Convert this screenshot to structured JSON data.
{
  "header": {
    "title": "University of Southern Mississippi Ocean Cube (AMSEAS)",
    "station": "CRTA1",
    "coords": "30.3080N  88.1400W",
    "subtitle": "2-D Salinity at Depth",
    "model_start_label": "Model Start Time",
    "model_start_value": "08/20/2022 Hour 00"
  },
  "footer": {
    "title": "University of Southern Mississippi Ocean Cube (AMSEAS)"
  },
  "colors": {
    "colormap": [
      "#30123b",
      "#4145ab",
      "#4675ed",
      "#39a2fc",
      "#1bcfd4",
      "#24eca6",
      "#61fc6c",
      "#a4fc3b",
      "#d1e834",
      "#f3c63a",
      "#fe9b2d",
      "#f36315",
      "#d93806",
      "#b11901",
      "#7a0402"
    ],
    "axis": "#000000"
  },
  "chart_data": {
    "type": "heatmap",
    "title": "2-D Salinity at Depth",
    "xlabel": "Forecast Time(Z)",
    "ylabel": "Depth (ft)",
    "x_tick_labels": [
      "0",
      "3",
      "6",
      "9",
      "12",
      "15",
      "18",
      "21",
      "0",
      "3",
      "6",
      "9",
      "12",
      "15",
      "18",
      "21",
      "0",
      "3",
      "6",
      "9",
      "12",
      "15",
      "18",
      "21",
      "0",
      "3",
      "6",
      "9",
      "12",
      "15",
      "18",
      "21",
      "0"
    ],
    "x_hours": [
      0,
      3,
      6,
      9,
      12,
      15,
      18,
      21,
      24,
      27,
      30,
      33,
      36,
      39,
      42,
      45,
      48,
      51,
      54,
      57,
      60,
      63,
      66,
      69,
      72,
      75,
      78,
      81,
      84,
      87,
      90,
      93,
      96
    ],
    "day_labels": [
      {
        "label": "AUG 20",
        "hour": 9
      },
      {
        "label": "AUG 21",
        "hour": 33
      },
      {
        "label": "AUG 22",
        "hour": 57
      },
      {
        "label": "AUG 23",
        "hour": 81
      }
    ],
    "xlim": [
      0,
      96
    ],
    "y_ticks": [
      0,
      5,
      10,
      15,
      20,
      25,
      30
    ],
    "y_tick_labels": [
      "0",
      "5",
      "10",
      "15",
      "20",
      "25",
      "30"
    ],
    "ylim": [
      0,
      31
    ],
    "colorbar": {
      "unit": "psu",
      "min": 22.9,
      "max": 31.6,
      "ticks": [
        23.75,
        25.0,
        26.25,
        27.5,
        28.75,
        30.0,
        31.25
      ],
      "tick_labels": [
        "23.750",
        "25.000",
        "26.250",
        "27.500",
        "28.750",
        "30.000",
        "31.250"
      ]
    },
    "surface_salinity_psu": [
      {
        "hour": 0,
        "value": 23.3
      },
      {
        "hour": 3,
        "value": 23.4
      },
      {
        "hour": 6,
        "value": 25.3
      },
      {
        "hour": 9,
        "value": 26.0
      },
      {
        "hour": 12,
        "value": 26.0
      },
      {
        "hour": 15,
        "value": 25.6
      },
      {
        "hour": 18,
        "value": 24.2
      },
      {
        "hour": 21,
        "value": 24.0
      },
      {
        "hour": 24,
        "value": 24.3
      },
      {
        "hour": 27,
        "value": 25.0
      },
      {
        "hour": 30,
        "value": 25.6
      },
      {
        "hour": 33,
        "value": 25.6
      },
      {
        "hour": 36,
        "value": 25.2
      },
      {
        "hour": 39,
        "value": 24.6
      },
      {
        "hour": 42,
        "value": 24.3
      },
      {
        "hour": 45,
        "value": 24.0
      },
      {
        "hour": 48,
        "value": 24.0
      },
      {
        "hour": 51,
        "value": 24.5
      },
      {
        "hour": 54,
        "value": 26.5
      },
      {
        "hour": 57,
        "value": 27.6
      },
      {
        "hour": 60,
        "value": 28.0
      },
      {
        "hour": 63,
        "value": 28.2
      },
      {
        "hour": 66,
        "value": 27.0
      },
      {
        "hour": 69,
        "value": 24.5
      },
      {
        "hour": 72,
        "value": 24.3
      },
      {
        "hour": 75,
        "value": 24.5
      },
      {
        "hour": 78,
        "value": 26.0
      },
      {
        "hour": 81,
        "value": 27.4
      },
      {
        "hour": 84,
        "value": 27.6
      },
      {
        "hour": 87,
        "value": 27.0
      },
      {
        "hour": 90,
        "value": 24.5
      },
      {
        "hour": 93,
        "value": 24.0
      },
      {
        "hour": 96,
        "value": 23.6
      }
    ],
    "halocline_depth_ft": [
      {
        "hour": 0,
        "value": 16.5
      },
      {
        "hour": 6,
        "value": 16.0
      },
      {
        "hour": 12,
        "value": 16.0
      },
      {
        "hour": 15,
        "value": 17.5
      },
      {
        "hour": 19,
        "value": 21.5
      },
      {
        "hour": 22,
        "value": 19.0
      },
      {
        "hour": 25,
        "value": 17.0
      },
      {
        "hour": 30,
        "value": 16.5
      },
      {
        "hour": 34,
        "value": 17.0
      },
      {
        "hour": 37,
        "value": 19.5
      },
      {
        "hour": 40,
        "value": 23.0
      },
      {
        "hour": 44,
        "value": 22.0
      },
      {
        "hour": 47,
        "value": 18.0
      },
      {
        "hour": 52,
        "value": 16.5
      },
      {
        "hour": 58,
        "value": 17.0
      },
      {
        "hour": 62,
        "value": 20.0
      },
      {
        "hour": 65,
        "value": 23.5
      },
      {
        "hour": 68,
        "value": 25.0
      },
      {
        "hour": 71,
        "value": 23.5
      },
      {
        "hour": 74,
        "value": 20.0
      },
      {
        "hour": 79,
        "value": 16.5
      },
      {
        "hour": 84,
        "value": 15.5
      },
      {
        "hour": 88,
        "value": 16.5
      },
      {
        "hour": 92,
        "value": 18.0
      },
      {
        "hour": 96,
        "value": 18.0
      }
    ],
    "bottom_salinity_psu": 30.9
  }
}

· · · · ·

(Exercise task):
The records above should be repeated in full, exactly as given.

(Answer for this exercise):
Convert this screenshot to structured JSON data.
{
  "header": {
    "title": "University of Southern Mississippi Ocean Cube (AMSEAS)",
    "station": "CRTA1",
    "coords": "30.3080N  88.1400W",
    "subtitle": "2-D Salinity at Depth",
    "model_start_label": "Model Start Time",
    "model_start_value": "08/20/2022 Hour 00"
  },
  "footer": {
    "title": "University of Southern Mississippi Ocean Cube (AMSEAS)"
  },
  "colors": {
    "colormap": [
      "#30123b",
      "#4145ab",
      "#4675ed",
      "#39a2fc",
      "#1bcfd4",
      "#24eca6",
      "#61fc6c",
      "#a4fc3b",
      "#d1e834",
      "#f3c63a",
      "#fe9b2d",
      "#f36315",
      "#d93806",
      "#b11901",
      "#7a0402"
    ],
    "axis": "#000000"
  },
  "chart_data": {
    "type": "heatmap",
    "title": "2-D Salinity at Depth",
    "xlabel": "Forecast Time(Z)",
    "ylabel": "Depth (ft)",
    "x_tick_labels": [
      "0",
      "3",
      "6",
      "9",
      "12",
      "15",
      "18",
      "21",
      "0",
      "3",
      "6",
      "9",
      "12",
      "15",
      "18",
      "21",
      "0",
      "3",
      "6",
      "9",
      "12",
      "15",
      "18",
      "21",
      "0",
      "3",
      "6",
      "9",
      "12",
      "15",
      "18",
      "21",
      "0"
    ],
    "x_hours": [
      0,
      3,
      6,
      9,
      12,
      15,
      18,
      21,
      24,
      27,
      30,
      33,
      36,
      39,
      42,
      45,
      48,
      51,
      54,
      57,
      60,
      63,
      66,
      69,
      72,
      75,
      78,
      81,
      84,
      87,
      90,
      93,
      96
    ],
    "day_labels": [
      {
        "label": "AUG 20",
        "hour": 9
      },
      {
        "label": "AUG 21",
        "hour": 33
      },
      {
        "label": "AUG 22",
        "hour": 57
      },
      {
        "label": "AUG 23",
        "hour": 81
      }
    ],
    "xlim": [
      0,
      96
    ],
    "y_ticks": [
      0,
      5,
      10,
      15,
      20,
      25,
      30
    ],
    "y_tick_labels": [
      "0",
      "5",
      "10",
      "15",
      "20",
      "25",
      "30"
    ],
    "ylim": [
      0,
      31
    ],
    "colorbar": {
      "unit": "psu",
      "min": 22.9,
      "max": 31.6,
      "ticks": [
        23.75,
        25.0,
        26.25,
        27.5,
        28.75,
        30.0,
        31.25
      ],
      "tick_labels": [
        "23.750",
        "25.000",
        "26.250",
        "27.500",
        "28.750",
        "30.000",
        "31.250"
      ]
    },
    "surface_salinity_psu": [
      {
        "hour": 0,
        "value": 23.3
      },
      {
        "hour": 3,
        "value": 23.4
      },
      {
        "hour": 6,
        "value": 25.3
      },
      {
        "hour": 9,
        "value": 26.0
      },
      {
        "hour": 12,
        "value": 26.0
      },
      {
        "hour": 15,
        "value": 25.6
      },
      {
        "hour": 18,
        "value": 24.2
      },
      {
        "hour": 21,
        "value": 24.0
      },
      {
        "hour": 24,
        "value": 24.3
      },
      {
        "hour": 27,
        "value": 25.0
      },
      {
        "hour": 30,
        "value": 25.6
      },
      {
        "hour": 33,
        "value": 25.6
      },
      {
        "hour": 36,
        "value": 25.2
      },
      {
        "hour": 39,
        "value": 24.6
      },
      {
        "hour": 42,
        "value": 24.3
      },
      {
        "hour": 45,
        "value": 24.0
      },
      {
        "hour": 48,
        "value": 24.0
      },
      {
        "hour": 51,
        "value": 24.5
      },
      {
        "hour": 54,
        "value": 26.5
      },
      {
        "hour": 57,
        "value": 27.6
      },
      {
        "hour": 60,
        "value": 28.0
      },
      {
        "hour": 63,
        "value": 28.2
      },
      {
        "hour": 66,
        "value": 27.0
      },
      {
        "hour": 69,
        "value": 24.5
      },
      {
        "hour": 72,
        "value": 24.3
      },
      {
        "hour": 75,
        "value": 24.5
      },
      {
        "hour": 78,
        "value": 26.0
      },
      {
        "hour": 81,
        "value": 27.4
      },
      {
        "hour": 84,
        "value": 27.6
      },
      {
        "hour": 87,
        "value": 27.0
      },
      {
        "hour": 90,
        "value": 24.5
      },
      {
        "hour": 93,
        "value": 24.0
      },
      {
        "hour": 96,
        "value": 23.6
      }
    ],
    "halocline_depth_ft": [
      {
        "hour": 0,
        "value": 16.5
      },
      {
        "hour": 6,
        "value": 16.0
      },
      {
        "hour": 12,
        "value": 16.0
      },
      {
        "hour": 15,
        "value": 17.5
      },
      {
        "hour": 19,
        "value": 21.5
      },
      {
        "hour": 22,
        "value": 19.0
      },
      {
        "hour": 25,
        "value": 17.0
      },
      {
        "hour": 30,
        "value": 16.5
      },
      {
        "hour": 34,
        "value": 17.0
      },
      {
        "hour": 37,
        "value": 19.5
      },
      {
        "hour": 40,
        "value": 23.0
      },
      {
        "hour": 44,
        "value": 22.0
      },
      {
        "hour": 47,
        "value": 18.0
      },
      {
        "hour": 52,
        "value": 16.5
      },
      {
        "hour": 58,
        "value": 17.0
      },
      {
        "hour": 62,
        "value": 20.0
      },
      {
        "hour": 65,
        "value": 23.5
      },
      {
        "hour": 68,
        "value": 25.0
      },
      {
        "hour": 71,
        "value": 23.5
      },
      {
        "hour": 74,
        "value": 20.0
      },
      {
        "hour": 79,
        "value": 16.5
      },
      {
        "hour": 84,
        "value": 15.5
      },
      {
        "hour": 88,
        "value": 16.5
      },
      {
        "hour": 92,
        "value": 18.0
      },
      {
        "hour": 96,
        "value": 18.0
      }
    ],
    "bottom_salinity_psu": 30.9
  }
}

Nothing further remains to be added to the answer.